Reading text ▸

▬▬▬▬▬▬▬▬▬▬

Yet to try any Polish Angel products but increasingly feeling the need!


----------



## efib (Sep 18, 2012)

I have a lot of their products and master sealant is definitely in my to-buy list .
I rate their waxes high :argie:


----------



## Rascal_69 (Sep 20, 2009)

Only have master sealant and cosmic 9h at the moment


----------



## RDB85 (Dec 28, 2011)

Goodylax said:


> Just got Escalate, and ordered MP. One thing I learned after getting my first order- def worth choosing at least a 200 ml bottle price wise :thumb:


Probably agree there but oh well I want to try it, did not fancy buying a large quantity and then could not get on with it.


----------



## Alex L (Oct 25, 2005)

Escalate is awesome,gives a great gloss


----------



## Chris79100 (Jan 27, 2011)

Don't find master sealent to be very good, doesn't last long.
Esclate doesn't seem bad...
Can't remember the name of the shampoo, but average.

▬▬▬▬▬▬▬▬▬▬

Work to do ▸
a) In the Polish Angel thread, which two products does Rascal_69 say they currently own?
b) Copy everything in the Polish Angel forum thread from "## efib (Sep" down to "(Sep 20, 2009)".
c) Carry on the forum thread about Polish Angel products from its last post.

▬▬▬▬▬▬▬▬▬▬

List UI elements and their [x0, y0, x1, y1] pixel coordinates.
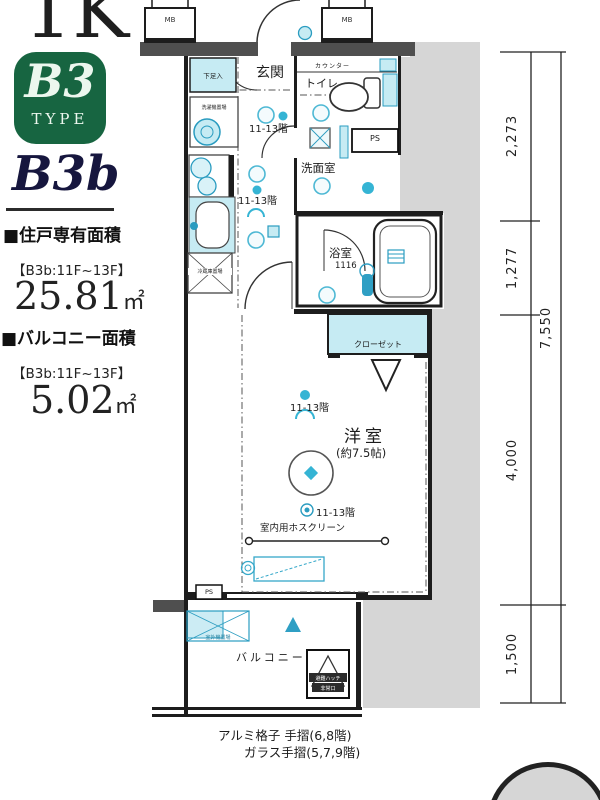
plan-name: 1K [24, 0, 129, 55]
floor-note-3: 11-13階 [290, 399, 329, 414]
shoe-box-label: 下足入 [190, 70, 236, 80]
room-size-label: (約7.5帖) [336, 445, 386, 461]
type-badge: B3 TYPE [14, 52, 106, 144]
balcony-area-heading: ■バルコニー面積 [1, 324, 136, 349]
balcony-label: バルコニー [236, 649, 306, 665]
doorbell-icon [299, 27, 312, 40]
bathroom-label: 浴室 [329, 245, 352, 261]
washroom-label: 洗面室 [301, 160, 336, 176]
exclusive-area-heading: ■住戸専有面積 [3, 221, 121, 246]
folding-door-icon [372, 360, 400, 390]
bathtub [374, 220, 436, 303]
variant-underline [6, 208, 114, 211]
triangle-marker-icon [285, 617, 301, 632]
floor-note-2: 11-13階 [238, 192, 277, 207]
downlight-icon [313, 105, 329, 121]
pipe-space-label-2: PS [196, 588, 222, 596]
outdoor-unit-label: 室外機置場 [188, 634, 248, 641]
hatch-label-2: 非常口 [312, 685, 344, 692]
mb-label-2: MB [322, 16, 372, 24]
switch-panel [268, 226, 279, 237]
toilet-label: トイレ [305, 75, 338, 91]
hoscreen-shape [246, 538, 389, 545]
dimension-7550: 7,550 [540, 288, 554, 368]
washer-label: 洗濯機置場 [191, 104, 237, 111]
hatch-label-1: 避難ハッチ [309, 675, 347, 682]
burner-icon [198, 177, 216, 195]
fridge-label: 冷蔵庫置場 [188, 268, 232, 275]
balcony-area-number: 5.02 [30, 378, 115, 422]
cabinet [383, 74, 397, 106]
downlight-icon [314, 178, 330, 194]
variant-name: B3b [12, 146, 120, 202]
faucet-icon [190, 222, 198, 230]
floor-note-1: 11-13階 [249, 120, 288, 135]
bath-window [388, 250, 404, 263]
closet-shape [328, 314, 428, 390]
burner-icon [191, 158, 211, 178]
balcony-area-unit: ㎡ [115, 394, 137, 419]
exclusive-area-unit: ㎡ [123, 290, 145, 315]
type-badge-code: B3 [14, 52, 106, 110]
sink [196, 202, 229, 248]
balcony-area-value: 5.02㎡ [30, 378, 137, 422]
downlight-icon [319, 287, 335, 303]
half-ring-icon [248, 209, 264, 217]
toilet-shelf-label: カウンター [315, 61, 350, 70]
downlight-icon [248, 232, 264, 248]
exclusive-area-value: 25.81㎡ [14, 274, 145, 318]
room-label: 洋室 [344, 422, 386, 447]
ac-unit-shape [242, 557, 325, 581]
exclusive-area-number: 25.81 [14, 274, 123, 318]
closet-label: クローゼット [330, 339, 426, 350]
type-badge-label: TYPE [14, 110, 106, 128]
dimension-4000: 4,000 [506, 420, 520, 500]
dimension-1500: 1,500 [506, 614, 520, 694]
hoscreen-label: 室内用ホスクリーン [260, 520, 345, 534]
bathroom-size-label: 1116 [335, 261, 357, 271]
hall-door-arc [245, 262, 292, 309]
mb-label-1: MB [145, 16, 195, 24]
floorplan-page: 1K B3 TYPE B3b ■住戸専有面積 【B3b:11F~13F】 25.… [0, 0, 600, 800]
entrance-door-arc [257, 0, 300, 42]
floor-note-4: 11-13階 [316, 504, 355, 519]
entrance-label: 玄関 [256, 62, 284, 82]
toilet-shelf-box [380, 59, 396, 71]
handrail-note-2: ガラス手摺(5,7,9階) [244, 742, 360, 761]
dimension-2273: 2,273 [506, 96, 520, 176]
dimension-1277: 1,277 [506, 228, 520, 308]
fixture-dot [362, 182, 374, 194]
washer-drum-icon [194, 119, 220, 145]
sliding-door [340, 126, 348, 158]
downlight-icon [249, 166, 265, 182]
pipe-space-label: PS [352, 134, 398, 143]
kitchen-fixtures [188, 58, 238, 293]
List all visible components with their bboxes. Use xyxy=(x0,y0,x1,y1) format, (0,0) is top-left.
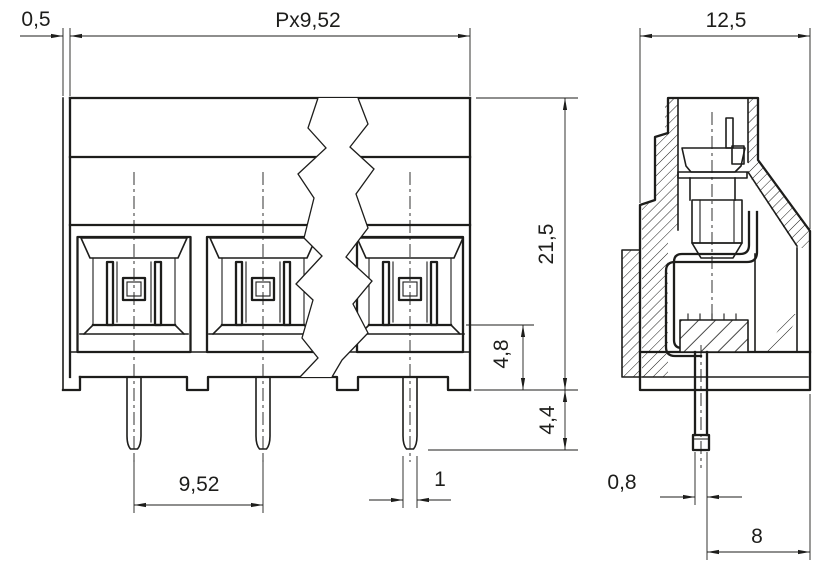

▬▬▬▬▬▬▬▬▬▬

Answers ▸
a) Master sealant and Cosmic 9h.

b)
## efib (Sep 18, 2012)

I have a lot of their products and master sealant is definitely in my to-buy list .
I rate their waxes high :argie:


----------



## Rascal_69 (Sep 20, 2009)

c)
----------



## AaronGTi (Nov 2, 2010)

Chris79100 said:


> Don't find master sealent to be very good, doesn't last long.
> Esclate doesn't seem bad...
> Can't remember the name of the shampoo, but average.


It has proven durability of easy 12 months.


----------



## Karl woods (Mar 15, 2012)

Is escalate sealant freindly or do you need to pannel wipe after escalate before applying master sealant .


----------



## sm81 (May 14, 2011)

AaronGTi said:


> It has proven durability of easy 12 months.


Proven by whom?


----------



## Chris79100 (Jan 27, 2011)

AaronGTi said:


> It has proven durability of easy 12 months.


Really!!??

Use it 3/4 times on my bikes, stop beading/sheeting very very fast, bugs hard to wash...
Use the wax too, same thing.
Carlack was way much better to compare (aio + lls, it was esclate + ms for PA )

It was some samples, perhaps bad, or user error.

Now got some uncR ;-)


----------



## RDB85 (Dec 28, 2011)

Received my order today. Very fast delivery. Superb packaging and products look superb.


----------



## efib (Sep 18, 2012)

Photo or it didn't happen
The packaging is suberb and Alois is a great guy to deal with .


----------



## RDB85 (Dec 28, 2011)

I will get pictures :thumb:


----------



## P.M.J. (Dec 15, 2012)

Karl woods said:


> Is escalate sealant freindly or do you need to pannel wipe after escalate before applying master sealant .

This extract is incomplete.